::: Stored records

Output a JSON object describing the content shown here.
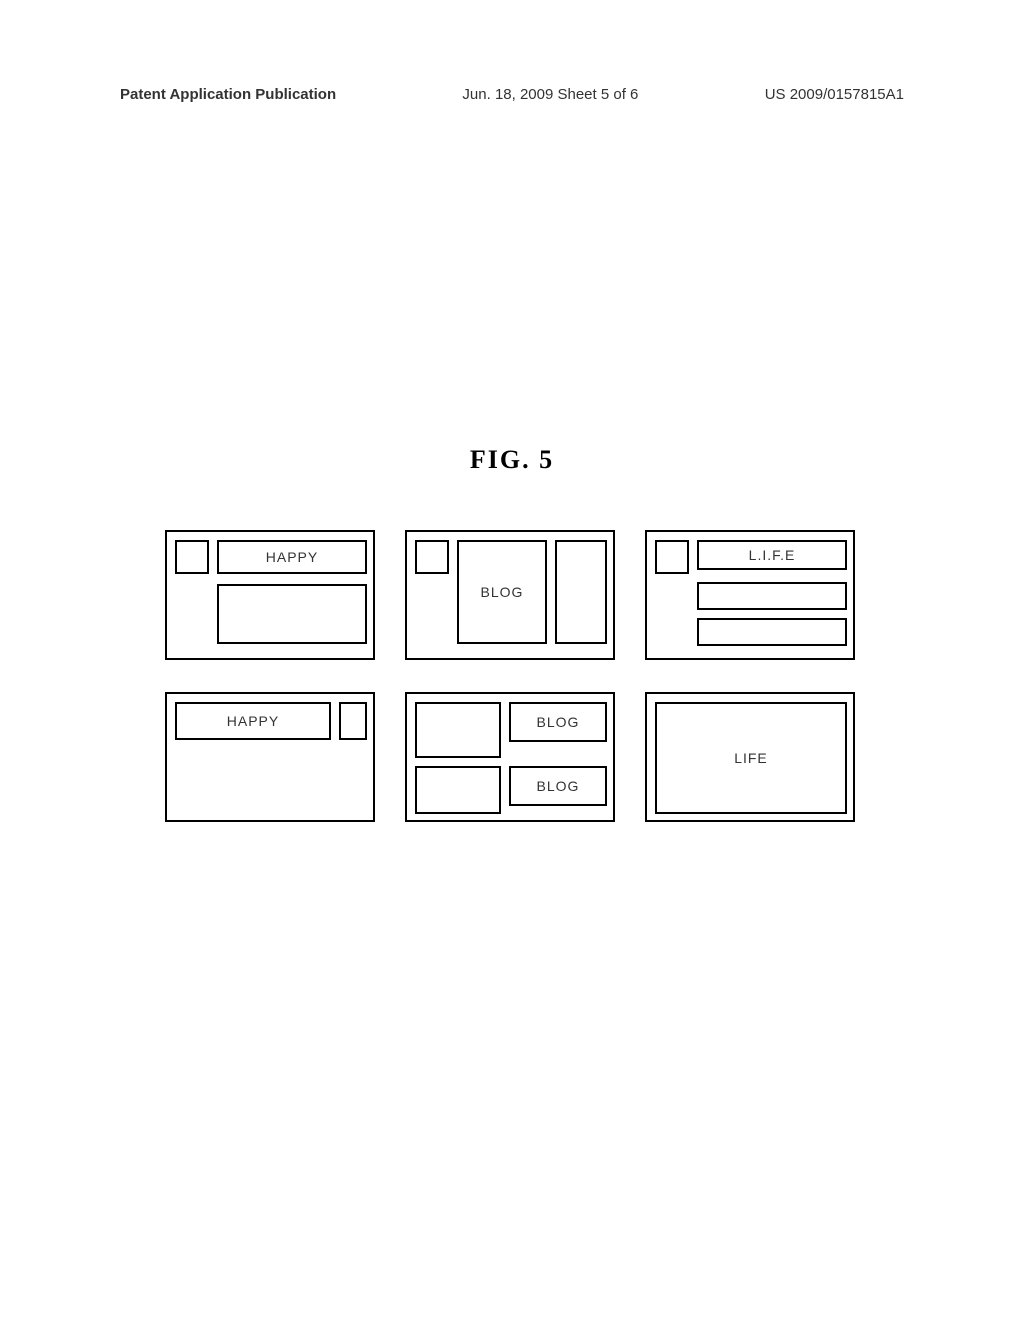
{
  "header": {
    "left": "Patent Application Publication",
    "center": "Jun. 18, 2009  Sheet 5 of 6",
    "right": "US 2009/0157815A1"
  },
  "figure_title": "FIG.  5",
  "panels": {
    "p1": {
      "label": "HAPPY"
    },
    "p2": {
      "label": "BLOG"
    },
    "p3": {
      "label": "L.I.F.E"
    },
    "p4": {
      "label": "HAPPY"
    },
    "p5": {
      "label1": "BLOG",
      "label2": "BLOG"
    },
    "p6": {
      "label": "LIFE"
    }
  },
  "style": {
    "border_color": "#000000",
    "background": "#ffffff",
    "text_color": "#333333",
    "panel_border_width": 2,
    "label_fontsize": 14,
    "title_fontsize": 26
  }
}
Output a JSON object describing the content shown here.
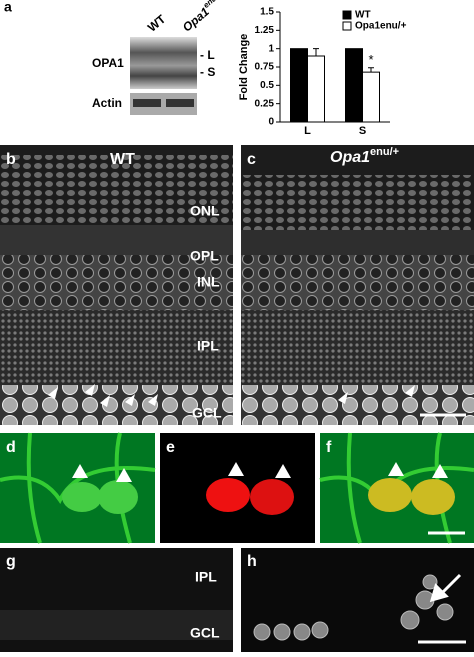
{
  "panels": {
    "a": "a",
    "b": "b",
    "c": "c",
    "d": "d",
    "e": "e",
    "f": "f",
    "g": "g",
    "h": "h"
  },
  "blot": {
    "wt": "WT",
    "mut": {
      "base": "Opa1",
      "sup": "enu/+"
    },
    "opa1": "OPA1",
    "actin": "Actin",
    "long": "- L",
    "short": "- S"
  },
  "retina": {
    "wt": "WT",
    "mut": {
      "base": "Opa1",
      "sup": "enu/+"
    },
    "layers": [
      "ONL",
      "OPL",
      "INL",
      "IPL",
      "GCL"
    ],
    "lower_layers": [
      "IPL",
      "GCL"
    ]
  },
  "chart_data": {
    "type": "bar",
    "ylabel": "Fold Change",
    "categories": [
      "L",
      "S"
    ],
    "series": [
      {
        "name": "WT",
        "color": "#000000",
        "values": [
          1,
          1
        ],
        "errors": [
          0,
          0
        ]
      },
      {
        "name": "Opa1enu/+",
        "color": "#ffffff",
        "values": [
          0.9,
          0.68
        ],
        "errors": [
          0.1,
          0.06
        ]
      }
    ],
    "ylim": [
      0,
      1.5
    ],
    "yticks": [
      0,
      0.25,
      0.5,
      0.75,
      1,
      1.25,
      1.5
    ],
    "annotation": "*"
  }
}
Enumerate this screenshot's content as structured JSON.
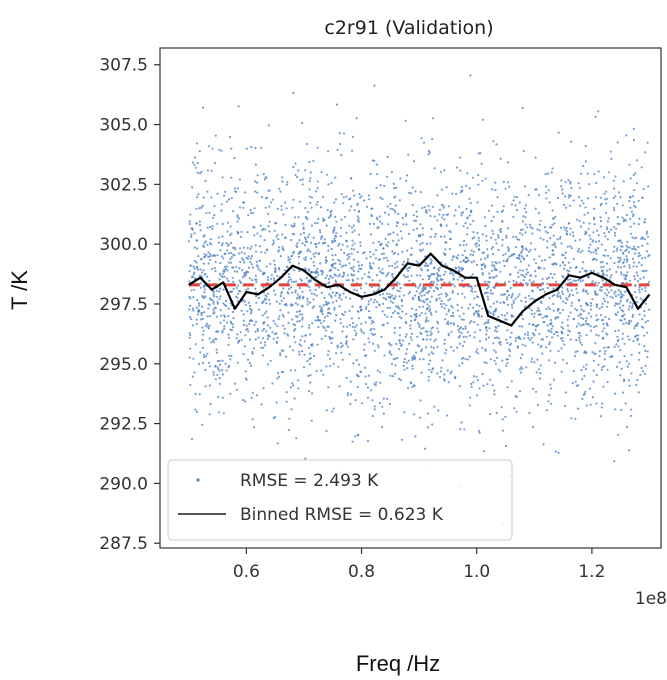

::::::

*Description of the task*.
Apart from the pictures, the entries above are to be repeated in full and exactly.

*Finished exercise*.
Output a JSON object describing the content shown here.
{
  "header": {
    "left": "Patent Application Publication",
    "center": "Jun. 18, 2009  Sheet 5 of 6",
    "right": "US 2009/0157815A1"
  },
  "figure_title": "FIG.  5",
  "panels": {
    "p1": {
      "label": "HAPPY"
    },
    "p2": {
      "label": "BLOG"
    },
    "p3": {
      "label": "L.I.F.E"
    },
    "p4": {
      "label": "HAPPY"
    },
    "p5": {
      "label1": "BLOG",
      "label2": "BLOG"
    },
    "p6": {
      "label": "LIFE"
    }
  },
  "style": {
    "border_color": "#000000",
    "background": "#ffffff",
    "text_color": "#333333",
    "panel_border_width": 2,
    "label_fontsize": 14,
    "title_fontsize": 26
  }
}
Output a JSON object describing the content shown here.
{
  "panels": {
    "a": "a",
    "b": "b",
    "c": "c",
    "d": "d",
    "e": "e",
    "f": "f",
    "g": "g",
    "h": "h"
  },
  "blot": {
    "wt": "WT",
    "mut": {
      "base": "Opa1",
      "sup": "enu/+"
    },
    "opa1": "OPA1",
    "actin": "Actin",
    "long": "- L",
    "short": "- S"
  },
  "retina": {
    "wt": "WT",
    "mut": {
      "base": "Opa1",
      "sup": "enu/+"
    },
    "layers": [
      "ONL",
      "OPL",
      "INL",
      "IPL",
      "GCL"
    ],
    "lower_layers": [
      "IPL",
      "GCL"
    ]
  },
  "chart_data": {
    "type": "bar",
    "ylabel": "Fold Change",
    "categories": [
      "L",
      "S"
    ],
    "series": [
      {
        "name": "WT",
        "color": "#000000",
        "values": [
          1,
          1
        ],
        "errors": [
          0,
          0
        ]
      },
      {
        "name": "Opa1enu/+",
        "color": "#ffffff",
        "values": [
          0.9,
          0.68
        ],
        "errors": [
          0.1,
          0.06
        ]
      }
    ],
    "ylim": [
      0,
      1.5
    ],
    "yticks": [
      0,
      0.25,
      0.5,
      0.75,
      1,
      1.25,
      1.5
    ],
    "annotation": "*"
  }
}
Enumerate this screenshot's content as structured JSON.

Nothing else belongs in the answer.